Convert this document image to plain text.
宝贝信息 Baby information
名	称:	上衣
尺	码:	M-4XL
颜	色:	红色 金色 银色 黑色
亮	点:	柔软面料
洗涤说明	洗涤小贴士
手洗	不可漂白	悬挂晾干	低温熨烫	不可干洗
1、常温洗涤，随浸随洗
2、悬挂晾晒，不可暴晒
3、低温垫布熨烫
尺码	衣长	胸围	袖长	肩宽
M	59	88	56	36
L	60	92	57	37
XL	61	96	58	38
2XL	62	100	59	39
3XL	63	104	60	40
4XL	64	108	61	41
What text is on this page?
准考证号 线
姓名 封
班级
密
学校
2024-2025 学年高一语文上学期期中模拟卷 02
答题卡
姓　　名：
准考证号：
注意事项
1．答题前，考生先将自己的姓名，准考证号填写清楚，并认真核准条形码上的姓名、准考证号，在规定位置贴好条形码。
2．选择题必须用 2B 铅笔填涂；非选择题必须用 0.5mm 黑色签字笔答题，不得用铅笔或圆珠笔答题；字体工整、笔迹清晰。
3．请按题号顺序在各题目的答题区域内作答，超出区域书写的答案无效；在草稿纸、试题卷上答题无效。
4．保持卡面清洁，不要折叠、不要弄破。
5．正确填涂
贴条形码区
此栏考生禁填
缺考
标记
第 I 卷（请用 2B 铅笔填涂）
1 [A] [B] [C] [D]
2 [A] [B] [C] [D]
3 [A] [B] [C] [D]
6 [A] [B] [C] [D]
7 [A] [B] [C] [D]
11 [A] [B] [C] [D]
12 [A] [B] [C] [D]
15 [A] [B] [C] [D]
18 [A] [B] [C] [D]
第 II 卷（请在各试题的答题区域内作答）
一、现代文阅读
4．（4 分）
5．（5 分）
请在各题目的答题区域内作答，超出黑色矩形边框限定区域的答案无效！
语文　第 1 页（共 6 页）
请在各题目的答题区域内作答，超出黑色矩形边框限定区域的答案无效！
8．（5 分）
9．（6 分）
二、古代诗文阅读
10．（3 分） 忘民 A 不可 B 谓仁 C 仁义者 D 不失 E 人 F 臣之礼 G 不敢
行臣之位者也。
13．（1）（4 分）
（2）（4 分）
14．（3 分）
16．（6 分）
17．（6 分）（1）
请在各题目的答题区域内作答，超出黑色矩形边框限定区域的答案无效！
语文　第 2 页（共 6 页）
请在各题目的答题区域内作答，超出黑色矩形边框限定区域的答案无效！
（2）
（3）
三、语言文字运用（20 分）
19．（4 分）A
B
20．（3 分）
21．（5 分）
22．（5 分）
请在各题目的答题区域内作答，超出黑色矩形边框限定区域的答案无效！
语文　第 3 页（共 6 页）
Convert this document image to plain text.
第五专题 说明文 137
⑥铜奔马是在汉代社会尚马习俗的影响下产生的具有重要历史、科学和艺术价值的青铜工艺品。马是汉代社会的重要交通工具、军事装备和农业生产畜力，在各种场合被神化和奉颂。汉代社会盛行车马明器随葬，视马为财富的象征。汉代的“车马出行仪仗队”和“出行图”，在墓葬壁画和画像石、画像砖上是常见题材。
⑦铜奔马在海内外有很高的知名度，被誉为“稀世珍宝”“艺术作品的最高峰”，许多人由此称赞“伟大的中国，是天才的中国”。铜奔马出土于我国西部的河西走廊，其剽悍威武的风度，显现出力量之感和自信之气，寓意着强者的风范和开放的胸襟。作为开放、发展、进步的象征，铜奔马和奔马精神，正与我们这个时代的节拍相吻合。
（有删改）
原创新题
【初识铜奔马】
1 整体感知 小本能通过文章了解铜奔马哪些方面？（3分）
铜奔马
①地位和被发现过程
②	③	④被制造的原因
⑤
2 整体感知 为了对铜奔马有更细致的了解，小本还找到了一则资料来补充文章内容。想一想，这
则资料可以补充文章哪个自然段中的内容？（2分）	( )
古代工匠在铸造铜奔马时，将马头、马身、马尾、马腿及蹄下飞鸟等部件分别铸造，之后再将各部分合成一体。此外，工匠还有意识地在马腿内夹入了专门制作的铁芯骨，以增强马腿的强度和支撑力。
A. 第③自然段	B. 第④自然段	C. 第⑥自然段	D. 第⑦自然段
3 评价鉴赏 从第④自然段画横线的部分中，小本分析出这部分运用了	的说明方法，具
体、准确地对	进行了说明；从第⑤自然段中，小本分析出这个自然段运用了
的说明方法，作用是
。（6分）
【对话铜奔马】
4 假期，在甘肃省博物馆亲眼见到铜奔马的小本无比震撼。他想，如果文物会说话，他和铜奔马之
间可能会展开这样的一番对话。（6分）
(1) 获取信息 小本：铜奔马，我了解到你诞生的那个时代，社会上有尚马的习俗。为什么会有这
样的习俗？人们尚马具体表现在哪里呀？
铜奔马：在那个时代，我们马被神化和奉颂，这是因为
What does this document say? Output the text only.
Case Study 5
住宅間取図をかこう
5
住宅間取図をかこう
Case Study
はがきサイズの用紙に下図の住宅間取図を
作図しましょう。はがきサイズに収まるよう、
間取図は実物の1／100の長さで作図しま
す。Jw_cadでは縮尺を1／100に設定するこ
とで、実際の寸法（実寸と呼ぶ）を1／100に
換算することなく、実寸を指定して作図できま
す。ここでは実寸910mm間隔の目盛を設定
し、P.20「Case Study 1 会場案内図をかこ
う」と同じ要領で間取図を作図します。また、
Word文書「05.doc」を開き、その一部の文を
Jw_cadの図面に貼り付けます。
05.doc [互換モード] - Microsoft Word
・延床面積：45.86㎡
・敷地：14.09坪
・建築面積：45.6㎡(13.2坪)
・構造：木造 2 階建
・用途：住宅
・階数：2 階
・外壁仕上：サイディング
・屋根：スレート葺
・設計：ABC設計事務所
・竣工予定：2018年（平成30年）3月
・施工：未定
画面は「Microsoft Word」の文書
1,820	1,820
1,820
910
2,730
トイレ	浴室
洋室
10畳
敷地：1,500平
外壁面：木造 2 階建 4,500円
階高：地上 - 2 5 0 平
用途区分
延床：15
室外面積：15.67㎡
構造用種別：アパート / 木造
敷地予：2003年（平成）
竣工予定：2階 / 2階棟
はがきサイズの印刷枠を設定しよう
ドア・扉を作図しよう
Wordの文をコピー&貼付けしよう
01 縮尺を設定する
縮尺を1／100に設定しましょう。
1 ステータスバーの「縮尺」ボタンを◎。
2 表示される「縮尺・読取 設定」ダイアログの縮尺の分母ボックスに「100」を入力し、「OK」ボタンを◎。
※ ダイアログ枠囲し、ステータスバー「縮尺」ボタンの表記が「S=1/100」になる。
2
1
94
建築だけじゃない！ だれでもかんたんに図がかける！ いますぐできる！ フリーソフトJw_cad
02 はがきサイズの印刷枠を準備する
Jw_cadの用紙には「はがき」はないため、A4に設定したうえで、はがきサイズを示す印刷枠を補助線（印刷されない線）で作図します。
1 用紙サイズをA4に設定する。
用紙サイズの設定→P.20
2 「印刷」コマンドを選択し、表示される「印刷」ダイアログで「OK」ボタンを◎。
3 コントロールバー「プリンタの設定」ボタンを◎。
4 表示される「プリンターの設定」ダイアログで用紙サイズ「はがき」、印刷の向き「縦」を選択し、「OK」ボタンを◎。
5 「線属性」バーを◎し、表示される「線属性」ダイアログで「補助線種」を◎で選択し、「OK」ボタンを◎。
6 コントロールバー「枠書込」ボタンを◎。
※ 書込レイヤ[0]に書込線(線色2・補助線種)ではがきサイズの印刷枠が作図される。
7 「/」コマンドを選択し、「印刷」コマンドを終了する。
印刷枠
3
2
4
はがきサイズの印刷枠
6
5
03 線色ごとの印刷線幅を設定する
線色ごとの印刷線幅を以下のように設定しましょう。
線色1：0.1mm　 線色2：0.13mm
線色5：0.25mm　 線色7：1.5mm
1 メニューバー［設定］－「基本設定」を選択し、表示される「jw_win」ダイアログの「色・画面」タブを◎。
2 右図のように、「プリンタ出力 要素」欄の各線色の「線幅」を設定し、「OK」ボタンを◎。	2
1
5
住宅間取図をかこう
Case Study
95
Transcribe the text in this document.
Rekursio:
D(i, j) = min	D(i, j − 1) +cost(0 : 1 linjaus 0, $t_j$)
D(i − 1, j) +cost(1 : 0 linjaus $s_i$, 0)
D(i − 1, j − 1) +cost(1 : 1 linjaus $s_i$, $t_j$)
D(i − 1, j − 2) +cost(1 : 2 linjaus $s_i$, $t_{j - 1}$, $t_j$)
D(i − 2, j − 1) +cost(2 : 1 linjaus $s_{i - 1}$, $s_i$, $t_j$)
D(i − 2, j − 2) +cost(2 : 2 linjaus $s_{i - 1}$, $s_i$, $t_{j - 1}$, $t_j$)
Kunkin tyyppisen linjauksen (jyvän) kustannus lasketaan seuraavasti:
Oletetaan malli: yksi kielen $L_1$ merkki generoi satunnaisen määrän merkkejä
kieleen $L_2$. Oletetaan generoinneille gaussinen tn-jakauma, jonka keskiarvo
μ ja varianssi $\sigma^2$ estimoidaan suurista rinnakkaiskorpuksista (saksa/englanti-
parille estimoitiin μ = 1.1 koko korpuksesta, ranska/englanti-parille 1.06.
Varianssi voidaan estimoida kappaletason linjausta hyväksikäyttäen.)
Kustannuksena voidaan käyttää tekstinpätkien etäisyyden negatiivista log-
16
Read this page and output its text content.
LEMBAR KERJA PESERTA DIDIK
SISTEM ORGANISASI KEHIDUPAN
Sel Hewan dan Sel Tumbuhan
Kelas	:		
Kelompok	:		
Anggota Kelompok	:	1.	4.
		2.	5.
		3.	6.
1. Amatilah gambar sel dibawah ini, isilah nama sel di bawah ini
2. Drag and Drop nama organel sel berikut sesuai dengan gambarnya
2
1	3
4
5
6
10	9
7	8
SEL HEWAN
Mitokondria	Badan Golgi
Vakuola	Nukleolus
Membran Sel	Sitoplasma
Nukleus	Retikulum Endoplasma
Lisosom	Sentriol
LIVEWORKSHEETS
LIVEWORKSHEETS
○ ○ ○ ○
Directions for this task. Filter out every line that lacks the word "Microsoft", and copy the rest.

The solution.
05.doc [互換モード] - Microsoft Word
画面は「Microsoft Word」の文書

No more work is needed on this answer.